§ **Exercise directions**: List all the lines in these records that hold "name".

§ **Records for this task**:
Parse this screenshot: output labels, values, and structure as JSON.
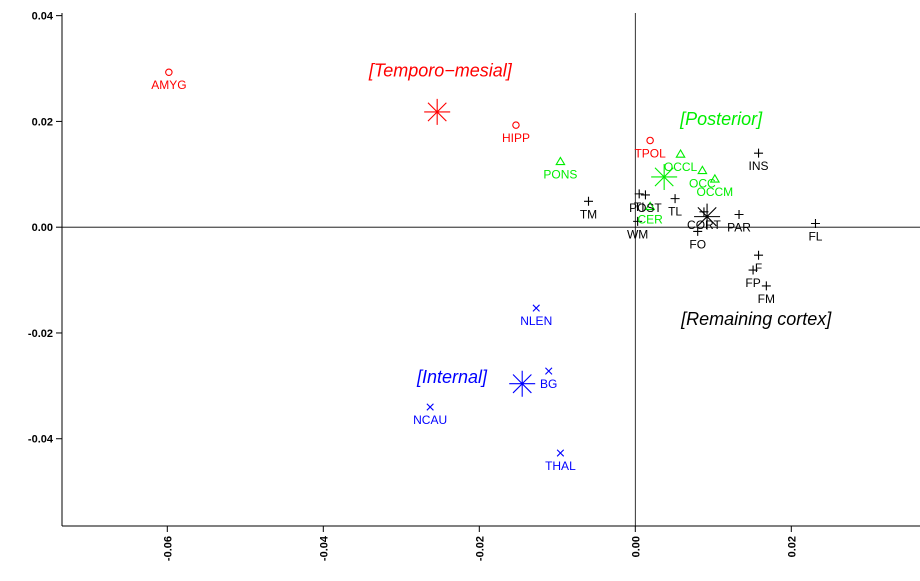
{
  "chart_data": {
    "type": "scatter",
    "title": "",
    "xlabel": "",
    "ylabel": "",
    "xlim": [
      -0.0735,
      0.0365
    ],
    "ylim": [
      -0.0565,
      0.0405
    ],
    "xticks": [
      -0.06,
      -0.04,
      -0.02,
      0.0,
      0.02
    ],
    "xtick_labels": [
      "-0.06",
      "-0.04",
      "-0.02",
      "0.00",
      "0.02"
    ],
    "yticks": [
      0.04,
      0.02,
      0.0,
      -0.02,
      -0.04
    ],
    "ytick_labels": [
      "0.04",
      "0.02",
      "0.00",
      "-0.02",
      "-0.04"
    ],
    "reference_lines": {
      "x": 0.0,
      "y": 0.0
    },
    "grid": false,
    "groups": [
      {
        "name": "[Temporo−mesial]",
        "color": "#ff0000",
        "marker": "circle",
        "centroid": {
          "x": -0.0254,
          "y": 0.0218
        },
        "label_at": {
          "x": -0.025,
          "y": 0.0285
        },
        "points": [
          {
            "label": "AMYG",
            "x": -0.0598,
            "y": 0.0293
          },
          {
            "label": "HIPP",
            "x": -0.0153,
            "y": 0.0193
          },
          {
            "label": "TPOL",
            "x": 0.0019,
            "y": 0.0164
          }
        ]
      },
      {
        "name": "[Posterior]",
        "color": "#00ee00",
        "marker": "triangle",
        "centroid": {
          "x": 0.0037,
          "y": 0.0095
        },
        "label_at": {
          "x": 0.011,
          "y": 0.0193
        },
        "points": [
          {
            "label": "PONS",
            "x": -0.0096,
            "y": 0.0124
          },
          {
            "label": "OCCL",
            "x": 0.0058,
            "y": 0.0138
          },
          {
            "label": "OCC",
            "x": 0.0086,
            "y": 0.0107
          },
          {
            "label": "OCCM",
            "x": 0.0102,
            "y": 0.0091
          },
          {
            "label": "CER",
            "x": 0.0019,
            "y": 0.0039
          }
        ]
      },
      {
        "name": "[Remaining cortex]",
        "color": "#000000",
        "marker": "plus",
        "centroid": {
          "x": 0.0092,
          "y": 0.002
        },
        "label_at": {
          "x": 0.0155,
          "y": -0.0185
        },
        "points": [
          {
            "label": "INS",
            "x": 0.0158,
            "y": 0.014
          },
          {
            "label": "TM",
            "x": -0.006,
            "y": 0.0049
          },
          {
            "label": "TL",
            "x": 0.0051,
            "y": 0.0054
          },
          {
            "label": "TI",
            "x": 0.0005,
            "y": 0.0063
          },
          {
            "label": "POST",
            "x": 0.0013,
            "y": 0.0061
          },
          {
            "label": "WM",
            "x": 0.0003,
            "y": 0.0011
          },
          {
            "label": "CORT",
            "x": 0.0088,
            "y": 0.0029
          },
          {
            "label": "PAR",
            "x": 0.0133,
            "y": 0.0024
          },
          {
            "label": "FO",
            "x": 0.008,
            "y": -0.0008
          },
          {
            "label": "FL",
            "x": 0.0231,
            "y": 0.0007
          },
          {
            "label": "F",
            "x": 0.0158,
            "y": -0.0053
          },
          {
            "label": "FP",
            "x": 0.0151,
            "y": -0.0081
          },
          {
            "label": "FM",
            "x": 0.0168,
            "y": -0.0111
          }
        ]
      },
      {
        "name": "[Internal]",
        "color": "#0000ff",
        "marker": "x",
        "centroid": {
          "x": -0.0145,
          "y": -0.0296
        },
        "label_at": {
          "x": -0.0235,
          "y": -0.0295
        },
        "points": [
          {
            "label": "NLEN",
            "x": -0.0127,
            "y": -0.0153
          },
          {
            "label": "BG",
            "x": -0.0111,
            "y": -0.0272
          },
          {
            "label": "NCAU",
            "x": -0.0263,
            "y": -0.034
          },
          {
            "label": "THAL",
            "x": -0.0096,
            "y": -0.0427
          }
        ]
      }
    ]
  }
}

§ **Result**:
        "name": "[Temporo−mesial]",
        "name": "[Posterior]",
        "name": "[Remaining cortex]",
        "name": "[Internal]",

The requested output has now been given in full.